Your answer should be one number: how many lines of the data include the string "urut"?

========================================================================

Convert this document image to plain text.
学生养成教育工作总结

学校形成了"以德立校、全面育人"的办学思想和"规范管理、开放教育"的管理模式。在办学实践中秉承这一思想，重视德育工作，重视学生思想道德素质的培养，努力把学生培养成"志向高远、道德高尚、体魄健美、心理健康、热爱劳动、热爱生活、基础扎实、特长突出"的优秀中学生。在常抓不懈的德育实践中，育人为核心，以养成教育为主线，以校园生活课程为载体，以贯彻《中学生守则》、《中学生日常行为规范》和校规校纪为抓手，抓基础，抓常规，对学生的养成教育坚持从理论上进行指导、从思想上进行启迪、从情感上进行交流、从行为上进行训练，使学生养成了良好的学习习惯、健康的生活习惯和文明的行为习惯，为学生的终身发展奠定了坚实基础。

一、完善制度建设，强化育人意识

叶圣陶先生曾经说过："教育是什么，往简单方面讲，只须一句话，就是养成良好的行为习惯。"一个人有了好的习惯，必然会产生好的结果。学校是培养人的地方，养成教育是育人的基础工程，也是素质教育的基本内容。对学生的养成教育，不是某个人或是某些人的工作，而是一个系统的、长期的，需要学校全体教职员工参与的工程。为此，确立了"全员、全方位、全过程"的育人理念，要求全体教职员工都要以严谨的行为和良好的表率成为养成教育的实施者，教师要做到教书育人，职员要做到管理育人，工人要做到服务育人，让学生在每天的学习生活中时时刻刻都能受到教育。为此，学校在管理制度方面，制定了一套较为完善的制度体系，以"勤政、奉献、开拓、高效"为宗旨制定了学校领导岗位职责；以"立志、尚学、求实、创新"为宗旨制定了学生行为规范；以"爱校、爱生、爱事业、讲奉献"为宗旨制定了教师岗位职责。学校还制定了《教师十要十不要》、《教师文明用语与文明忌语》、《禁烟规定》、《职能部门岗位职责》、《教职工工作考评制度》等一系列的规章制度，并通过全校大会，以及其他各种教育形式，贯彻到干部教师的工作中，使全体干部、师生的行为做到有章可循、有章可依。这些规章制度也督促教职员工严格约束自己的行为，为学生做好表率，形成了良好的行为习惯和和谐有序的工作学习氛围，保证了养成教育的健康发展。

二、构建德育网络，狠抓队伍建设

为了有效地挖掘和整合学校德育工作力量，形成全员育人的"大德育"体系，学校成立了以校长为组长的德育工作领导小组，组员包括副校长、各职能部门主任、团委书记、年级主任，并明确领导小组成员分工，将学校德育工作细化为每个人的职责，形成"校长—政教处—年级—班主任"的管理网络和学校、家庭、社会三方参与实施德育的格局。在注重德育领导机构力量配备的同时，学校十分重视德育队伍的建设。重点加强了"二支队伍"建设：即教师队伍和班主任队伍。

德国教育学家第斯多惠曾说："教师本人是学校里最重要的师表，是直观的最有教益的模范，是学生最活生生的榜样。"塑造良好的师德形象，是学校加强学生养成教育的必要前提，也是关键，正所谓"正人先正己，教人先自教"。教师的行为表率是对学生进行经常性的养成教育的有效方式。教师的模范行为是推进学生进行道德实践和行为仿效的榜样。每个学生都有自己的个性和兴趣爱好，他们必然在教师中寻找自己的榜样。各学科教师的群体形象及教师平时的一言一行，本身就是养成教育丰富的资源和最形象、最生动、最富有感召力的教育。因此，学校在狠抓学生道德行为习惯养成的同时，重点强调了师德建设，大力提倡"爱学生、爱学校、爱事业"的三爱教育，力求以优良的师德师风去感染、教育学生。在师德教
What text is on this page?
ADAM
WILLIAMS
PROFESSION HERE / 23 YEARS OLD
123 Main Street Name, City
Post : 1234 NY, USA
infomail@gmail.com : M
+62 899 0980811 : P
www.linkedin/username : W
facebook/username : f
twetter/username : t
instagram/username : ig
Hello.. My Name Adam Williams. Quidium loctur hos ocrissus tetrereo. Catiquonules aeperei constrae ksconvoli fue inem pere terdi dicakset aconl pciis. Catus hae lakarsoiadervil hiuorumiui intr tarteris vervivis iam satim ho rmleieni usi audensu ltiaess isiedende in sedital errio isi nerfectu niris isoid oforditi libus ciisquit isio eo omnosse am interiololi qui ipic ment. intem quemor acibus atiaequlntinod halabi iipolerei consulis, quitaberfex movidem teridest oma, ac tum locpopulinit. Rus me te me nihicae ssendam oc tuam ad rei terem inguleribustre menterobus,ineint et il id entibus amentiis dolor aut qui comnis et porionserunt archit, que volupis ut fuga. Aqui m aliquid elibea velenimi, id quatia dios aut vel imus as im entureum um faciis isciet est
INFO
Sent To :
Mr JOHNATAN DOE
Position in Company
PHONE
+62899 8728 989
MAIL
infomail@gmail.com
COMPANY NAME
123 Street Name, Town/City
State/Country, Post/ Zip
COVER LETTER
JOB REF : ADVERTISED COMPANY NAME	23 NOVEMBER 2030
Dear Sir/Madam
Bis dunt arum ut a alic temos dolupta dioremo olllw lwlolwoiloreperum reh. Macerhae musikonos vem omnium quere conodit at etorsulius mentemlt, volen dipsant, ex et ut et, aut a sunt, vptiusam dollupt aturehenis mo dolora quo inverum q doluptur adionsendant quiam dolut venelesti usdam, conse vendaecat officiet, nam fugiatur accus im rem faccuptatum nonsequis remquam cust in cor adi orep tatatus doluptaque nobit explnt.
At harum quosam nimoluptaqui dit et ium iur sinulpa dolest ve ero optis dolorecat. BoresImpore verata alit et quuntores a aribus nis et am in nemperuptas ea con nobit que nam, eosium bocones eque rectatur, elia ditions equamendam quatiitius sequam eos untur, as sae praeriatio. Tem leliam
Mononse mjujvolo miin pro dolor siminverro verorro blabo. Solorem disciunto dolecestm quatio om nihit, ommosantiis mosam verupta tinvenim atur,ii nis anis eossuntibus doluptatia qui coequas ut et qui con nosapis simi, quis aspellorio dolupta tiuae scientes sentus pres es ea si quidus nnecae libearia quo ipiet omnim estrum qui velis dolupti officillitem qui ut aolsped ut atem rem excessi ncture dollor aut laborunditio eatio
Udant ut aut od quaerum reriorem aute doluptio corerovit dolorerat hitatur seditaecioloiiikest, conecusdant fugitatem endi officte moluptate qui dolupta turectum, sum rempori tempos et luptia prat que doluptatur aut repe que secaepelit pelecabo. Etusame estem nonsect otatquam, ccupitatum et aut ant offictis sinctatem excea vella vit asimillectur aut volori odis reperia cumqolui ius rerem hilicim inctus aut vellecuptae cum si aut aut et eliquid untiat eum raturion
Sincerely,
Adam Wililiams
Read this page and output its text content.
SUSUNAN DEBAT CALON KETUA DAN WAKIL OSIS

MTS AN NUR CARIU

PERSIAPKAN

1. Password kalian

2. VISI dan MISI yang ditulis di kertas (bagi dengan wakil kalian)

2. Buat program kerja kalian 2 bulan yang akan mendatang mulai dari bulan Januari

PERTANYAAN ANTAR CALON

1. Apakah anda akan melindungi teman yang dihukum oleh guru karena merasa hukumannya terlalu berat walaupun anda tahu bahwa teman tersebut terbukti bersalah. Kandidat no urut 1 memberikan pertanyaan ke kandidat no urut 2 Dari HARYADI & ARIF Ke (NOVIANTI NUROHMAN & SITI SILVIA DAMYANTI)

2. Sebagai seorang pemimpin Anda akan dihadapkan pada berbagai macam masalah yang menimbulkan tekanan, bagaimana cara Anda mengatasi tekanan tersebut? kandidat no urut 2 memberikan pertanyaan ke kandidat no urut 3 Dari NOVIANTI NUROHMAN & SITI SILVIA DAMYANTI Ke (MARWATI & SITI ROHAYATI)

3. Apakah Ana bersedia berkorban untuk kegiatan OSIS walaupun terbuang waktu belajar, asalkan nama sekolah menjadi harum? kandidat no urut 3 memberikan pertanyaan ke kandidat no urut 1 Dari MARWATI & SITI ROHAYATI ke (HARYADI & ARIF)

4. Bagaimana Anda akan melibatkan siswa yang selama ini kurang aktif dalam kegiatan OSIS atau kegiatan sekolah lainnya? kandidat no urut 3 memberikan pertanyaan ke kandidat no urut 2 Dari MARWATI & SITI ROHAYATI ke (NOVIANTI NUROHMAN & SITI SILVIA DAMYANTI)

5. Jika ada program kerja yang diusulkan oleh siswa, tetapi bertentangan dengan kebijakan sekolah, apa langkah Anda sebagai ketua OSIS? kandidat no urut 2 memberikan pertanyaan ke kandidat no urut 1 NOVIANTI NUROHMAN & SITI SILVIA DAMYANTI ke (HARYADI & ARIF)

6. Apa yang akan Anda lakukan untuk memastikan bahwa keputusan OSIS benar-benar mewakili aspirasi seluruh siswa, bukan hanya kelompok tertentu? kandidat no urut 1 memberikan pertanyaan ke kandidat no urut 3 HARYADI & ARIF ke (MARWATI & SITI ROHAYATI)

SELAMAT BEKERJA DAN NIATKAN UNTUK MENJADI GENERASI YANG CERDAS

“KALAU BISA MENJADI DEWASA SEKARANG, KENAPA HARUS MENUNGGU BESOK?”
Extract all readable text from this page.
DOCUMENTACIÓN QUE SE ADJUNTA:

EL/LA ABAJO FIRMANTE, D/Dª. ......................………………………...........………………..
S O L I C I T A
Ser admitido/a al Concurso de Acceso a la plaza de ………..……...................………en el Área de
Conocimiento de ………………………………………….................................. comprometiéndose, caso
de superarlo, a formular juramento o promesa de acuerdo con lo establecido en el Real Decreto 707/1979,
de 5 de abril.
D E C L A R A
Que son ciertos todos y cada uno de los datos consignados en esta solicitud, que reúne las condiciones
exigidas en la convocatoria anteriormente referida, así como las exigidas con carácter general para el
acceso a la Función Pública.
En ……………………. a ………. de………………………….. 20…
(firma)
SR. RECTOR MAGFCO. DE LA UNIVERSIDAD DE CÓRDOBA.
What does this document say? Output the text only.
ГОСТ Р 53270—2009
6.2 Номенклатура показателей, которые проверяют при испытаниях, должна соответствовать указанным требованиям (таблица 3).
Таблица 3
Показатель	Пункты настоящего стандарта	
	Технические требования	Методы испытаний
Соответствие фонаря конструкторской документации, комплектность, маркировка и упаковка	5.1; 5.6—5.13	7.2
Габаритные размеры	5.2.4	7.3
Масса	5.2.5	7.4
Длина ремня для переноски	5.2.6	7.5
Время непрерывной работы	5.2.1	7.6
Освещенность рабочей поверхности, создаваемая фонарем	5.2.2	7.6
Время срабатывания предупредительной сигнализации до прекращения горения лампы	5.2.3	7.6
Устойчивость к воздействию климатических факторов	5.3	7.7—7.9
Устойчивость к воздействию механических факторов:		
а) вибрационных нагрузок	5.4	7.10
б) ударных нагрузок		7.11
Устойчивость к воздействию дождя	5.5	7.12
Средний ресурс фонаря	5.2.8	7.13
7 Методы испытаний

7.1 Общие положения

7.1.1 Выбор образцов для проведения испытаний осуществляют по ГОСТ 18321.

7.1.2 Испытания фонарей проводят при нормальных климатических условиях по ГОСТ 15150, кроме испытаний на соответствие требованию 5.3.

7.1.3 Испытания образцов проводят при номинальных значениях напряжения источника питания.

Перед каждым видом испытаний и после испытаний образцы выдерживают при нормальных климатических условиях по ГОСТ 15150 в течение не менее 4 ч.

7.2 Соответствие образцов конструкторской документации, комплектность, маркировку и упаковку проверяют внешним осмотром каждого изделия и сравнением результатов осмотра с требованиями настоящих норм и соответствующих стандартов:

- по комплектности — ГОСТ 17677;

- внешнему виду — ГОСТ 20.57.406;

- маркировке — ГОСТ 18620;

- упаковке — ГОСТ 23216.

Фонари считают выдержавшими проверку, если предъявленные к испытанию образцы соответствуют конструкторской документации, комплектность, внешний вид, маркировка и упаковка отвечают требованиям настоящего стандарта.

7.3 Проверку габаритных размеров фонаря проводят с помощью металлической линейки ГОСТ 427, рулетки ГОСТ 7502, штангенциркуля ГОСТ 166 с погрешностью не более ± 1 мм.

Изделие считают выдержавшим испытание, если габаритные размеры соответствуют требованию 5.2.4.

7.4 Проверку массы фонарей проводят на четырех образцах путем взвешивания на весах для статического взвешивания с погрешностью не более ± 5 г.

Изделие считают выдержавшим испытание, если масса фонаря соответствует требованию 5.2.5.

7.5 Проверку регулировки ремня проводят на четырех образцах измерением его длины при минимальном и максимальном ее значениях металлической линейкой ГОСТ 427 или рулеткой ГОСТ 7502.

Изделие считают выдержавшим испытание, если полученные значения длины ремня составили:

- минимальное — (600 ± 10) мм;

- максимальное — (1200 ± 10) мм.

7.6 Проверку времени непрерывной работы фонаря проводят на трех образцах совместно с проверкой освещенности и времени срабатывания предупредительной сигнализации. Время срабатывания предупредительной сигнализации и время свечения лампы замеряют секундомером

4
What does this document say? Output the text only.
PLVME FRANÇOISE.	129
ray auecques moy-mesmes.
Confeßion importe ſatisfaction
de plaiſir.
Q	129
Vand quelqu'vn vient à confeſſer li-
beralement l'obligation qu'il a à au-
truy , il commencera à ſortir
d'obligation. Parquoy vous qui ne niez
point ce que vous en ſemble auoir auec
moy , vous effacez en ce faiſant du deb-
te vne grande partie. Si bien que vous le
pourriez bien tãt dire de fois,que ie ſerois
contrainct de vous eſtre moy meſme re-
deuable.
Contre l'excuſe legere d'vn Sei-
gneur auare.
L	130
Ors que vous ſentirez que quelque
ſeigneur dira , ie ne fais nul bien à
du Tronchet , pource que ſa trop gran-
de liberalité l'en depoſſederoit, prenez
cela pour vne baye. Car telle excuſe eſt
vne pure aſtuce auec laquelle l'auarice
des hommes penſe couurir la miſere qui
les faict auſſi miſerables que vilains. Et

========================================================================

**Result of the task:**
6